**Request**
Scan the material and copy every line in which "context" appears.

**Records for the exercise**

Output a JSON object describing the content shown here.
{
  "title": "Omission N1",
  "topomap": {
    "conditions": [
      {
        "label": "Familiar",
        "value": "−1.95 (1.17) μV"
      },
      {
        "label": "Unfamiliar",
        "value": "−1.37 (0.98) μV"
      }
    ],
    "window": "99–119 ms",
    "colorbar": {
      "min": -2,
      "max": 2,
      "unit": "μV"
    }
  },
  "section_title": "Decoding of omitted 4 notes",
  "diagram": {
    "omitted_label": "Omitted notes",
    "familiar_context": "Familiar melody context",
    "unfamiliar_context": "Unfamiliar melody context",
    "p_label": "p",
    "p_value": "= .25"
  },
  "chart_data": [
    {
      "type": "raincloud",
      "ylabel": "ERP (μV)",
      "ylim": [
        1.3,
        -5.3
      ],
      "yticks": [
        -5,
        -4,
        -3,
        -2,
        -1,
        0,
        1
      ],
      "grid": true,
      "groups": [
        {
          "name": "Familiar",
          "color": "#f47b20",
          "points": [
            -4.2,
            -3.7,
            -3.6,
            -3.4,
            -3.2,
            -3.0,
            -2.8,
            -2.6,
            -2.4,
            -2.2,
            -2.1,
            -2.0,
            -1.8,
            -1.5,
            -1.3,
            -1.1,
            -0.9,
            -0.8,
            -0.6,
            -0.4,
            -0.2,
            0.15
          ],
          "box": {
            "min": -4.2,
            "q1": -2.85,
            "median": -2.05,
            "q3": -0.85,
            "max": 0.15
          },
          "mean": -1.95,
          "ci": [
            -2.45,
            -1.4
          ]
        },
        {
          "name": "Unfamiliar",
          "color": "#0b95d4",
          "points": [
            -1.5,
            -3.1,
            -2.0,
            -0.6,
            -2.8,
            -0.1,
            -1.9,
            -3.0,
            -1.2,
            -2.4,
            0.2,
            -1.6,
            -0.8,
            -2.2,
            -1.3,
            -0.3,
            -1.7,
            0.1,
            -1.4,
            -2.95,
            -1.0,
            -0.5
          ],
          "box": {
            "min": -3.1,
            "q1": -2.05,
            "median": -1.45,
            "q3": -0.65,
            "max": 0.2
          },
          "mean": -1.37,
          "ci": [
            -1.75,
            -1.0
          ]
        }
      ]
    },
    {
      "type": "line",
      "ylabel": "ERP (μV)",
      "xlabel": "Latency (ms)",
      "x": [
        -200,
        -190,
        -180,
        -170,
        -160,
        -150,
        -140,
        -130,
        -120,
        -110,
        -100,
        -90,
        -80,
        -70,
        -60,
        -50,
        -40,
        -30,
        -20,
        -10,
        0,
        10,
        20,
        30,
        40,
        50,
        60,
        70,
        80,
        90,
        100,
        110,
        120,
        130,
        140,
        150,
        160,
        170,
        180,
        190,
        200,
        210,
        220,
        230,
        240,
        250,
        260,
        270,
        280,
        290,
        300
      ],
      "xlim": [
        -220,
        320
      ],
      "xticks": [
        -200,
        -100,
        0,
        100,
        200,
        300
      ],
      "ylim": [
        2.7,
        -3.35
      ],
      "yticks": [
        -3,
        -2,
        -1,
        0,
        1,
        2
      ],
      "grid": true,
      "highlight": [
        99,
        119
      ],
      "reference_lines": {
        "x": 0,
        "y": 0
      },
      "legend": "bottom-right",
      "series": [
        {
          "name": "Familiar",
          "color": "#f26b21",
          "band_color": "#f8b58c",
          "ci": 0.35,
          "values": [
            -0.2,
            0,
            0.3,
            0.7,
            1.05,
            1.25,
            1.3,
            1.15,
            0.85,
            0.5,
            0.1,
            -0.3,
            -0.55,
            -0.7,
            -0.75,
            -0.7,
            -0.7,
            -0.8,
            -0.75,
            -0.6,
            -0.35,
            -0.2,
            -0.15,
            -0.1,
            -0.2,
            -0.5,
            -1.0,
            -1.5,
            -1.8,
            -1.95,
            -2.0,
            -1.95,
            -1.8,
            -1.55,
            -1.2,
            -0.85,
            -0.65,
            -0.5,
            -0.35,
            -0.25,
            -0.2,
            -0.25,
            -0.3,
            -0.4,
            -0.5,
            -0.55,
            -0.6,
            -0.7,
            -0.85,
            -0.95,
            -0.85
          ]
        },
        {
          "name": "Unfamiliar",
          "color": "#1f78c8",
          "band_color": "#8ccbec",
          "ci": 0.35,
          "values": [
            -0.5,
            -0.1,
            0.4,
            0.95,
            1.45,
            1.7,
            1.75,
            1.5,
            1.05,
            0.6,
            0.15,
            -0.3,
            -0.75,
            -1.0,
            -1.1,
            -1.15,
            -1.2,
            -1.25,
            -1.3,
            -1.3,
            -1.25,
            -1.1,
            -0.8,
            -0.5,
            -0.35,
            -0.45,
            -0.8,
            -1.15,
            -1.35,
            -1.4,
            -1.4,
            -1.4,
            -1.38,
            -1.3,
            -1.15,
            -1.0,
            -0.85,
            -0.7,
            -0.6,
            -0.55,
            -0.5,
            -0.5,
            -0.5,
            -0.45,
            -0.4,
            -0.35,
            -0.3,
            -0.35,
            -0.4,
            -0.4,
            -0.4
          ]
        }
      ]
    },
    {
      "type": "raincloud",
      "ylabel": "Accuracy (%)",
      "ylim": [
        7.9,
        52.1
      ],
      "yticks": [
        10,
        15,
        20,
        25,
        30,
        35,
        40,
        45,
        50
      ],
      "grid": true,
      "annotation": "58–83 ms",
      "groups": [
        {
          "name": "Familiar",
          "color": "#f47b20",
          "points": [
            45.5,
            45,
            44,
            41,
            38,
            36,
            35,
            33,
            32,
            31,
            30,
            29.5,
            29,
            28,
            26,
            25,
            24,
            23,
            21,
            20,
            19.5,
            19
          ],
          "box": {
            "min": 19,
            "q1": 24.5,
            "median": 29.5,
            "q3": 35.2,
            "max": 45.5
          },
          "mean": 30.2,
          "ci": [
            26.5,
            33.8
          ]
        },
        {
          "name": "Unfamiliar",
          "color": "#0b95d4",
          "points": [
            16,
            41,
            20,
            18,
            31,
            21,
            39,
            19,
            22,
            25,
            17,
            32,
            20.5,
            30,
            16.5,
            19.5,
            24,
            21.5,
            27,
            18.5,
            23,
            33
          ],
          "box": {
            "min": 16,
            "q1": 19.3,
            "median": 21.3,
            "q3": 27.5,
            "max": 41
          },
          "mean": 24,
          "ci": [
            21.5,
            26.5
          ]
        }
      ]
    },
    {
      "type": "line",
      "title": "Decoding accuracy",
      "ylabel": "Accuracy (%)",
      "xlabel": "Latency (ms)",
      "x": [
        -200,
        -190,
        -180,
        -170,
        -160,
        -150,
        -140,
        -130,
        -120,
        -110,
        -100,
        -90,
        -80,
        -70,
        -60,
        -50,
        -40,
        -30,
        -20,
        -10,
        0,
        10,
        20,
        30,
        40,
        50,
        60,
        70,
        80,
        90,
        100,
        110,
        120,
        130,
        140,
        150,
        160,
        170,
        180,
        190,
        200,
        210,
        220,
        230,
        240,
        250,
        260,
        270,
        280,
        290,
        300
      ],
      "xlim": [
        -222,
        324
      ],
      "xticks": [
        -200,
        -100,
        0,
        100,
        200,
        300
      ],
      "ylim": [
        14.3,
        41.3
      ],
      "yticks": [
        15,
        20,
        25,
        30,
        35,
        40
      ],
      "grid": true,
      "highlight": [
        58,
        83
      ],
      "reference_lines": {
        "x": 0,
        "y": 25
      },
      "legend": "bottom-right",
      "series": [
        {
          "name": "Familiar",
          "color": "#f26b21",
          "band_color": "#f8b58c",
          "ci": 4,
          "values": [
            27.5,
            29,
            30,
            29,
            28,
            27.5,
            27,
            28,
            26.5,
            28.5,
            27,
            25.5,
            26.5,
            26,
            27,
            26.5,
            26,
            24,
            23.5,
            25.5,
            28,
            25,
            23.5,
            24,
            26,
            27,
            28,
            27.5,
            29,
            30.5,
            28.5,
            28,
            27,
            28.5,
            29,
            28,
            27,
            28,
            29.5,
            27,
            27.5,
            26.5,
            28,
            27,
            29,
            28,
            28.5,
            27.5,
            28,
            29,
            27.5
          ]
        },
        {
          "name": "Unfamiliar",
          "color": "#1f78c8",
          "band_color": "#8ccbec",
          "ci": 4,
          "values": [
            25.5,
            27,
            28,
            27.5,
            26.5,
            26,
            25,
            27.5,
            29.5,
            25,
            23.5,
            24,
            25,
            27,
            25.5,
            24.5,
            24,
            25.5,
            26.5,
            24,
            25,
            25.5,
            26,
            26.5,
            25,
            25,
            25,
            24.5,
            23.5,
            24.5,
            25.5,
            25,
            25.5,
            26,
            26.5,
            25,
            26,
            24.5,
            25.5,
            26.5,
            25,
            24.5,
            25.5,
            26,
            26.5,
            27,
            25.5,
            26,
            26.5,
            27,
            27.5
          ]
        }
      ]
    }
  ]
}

**Answer below**
    "familiar_context": "Familiar melody context",
    "unfamiliar_context": "Unfamiliar melody context",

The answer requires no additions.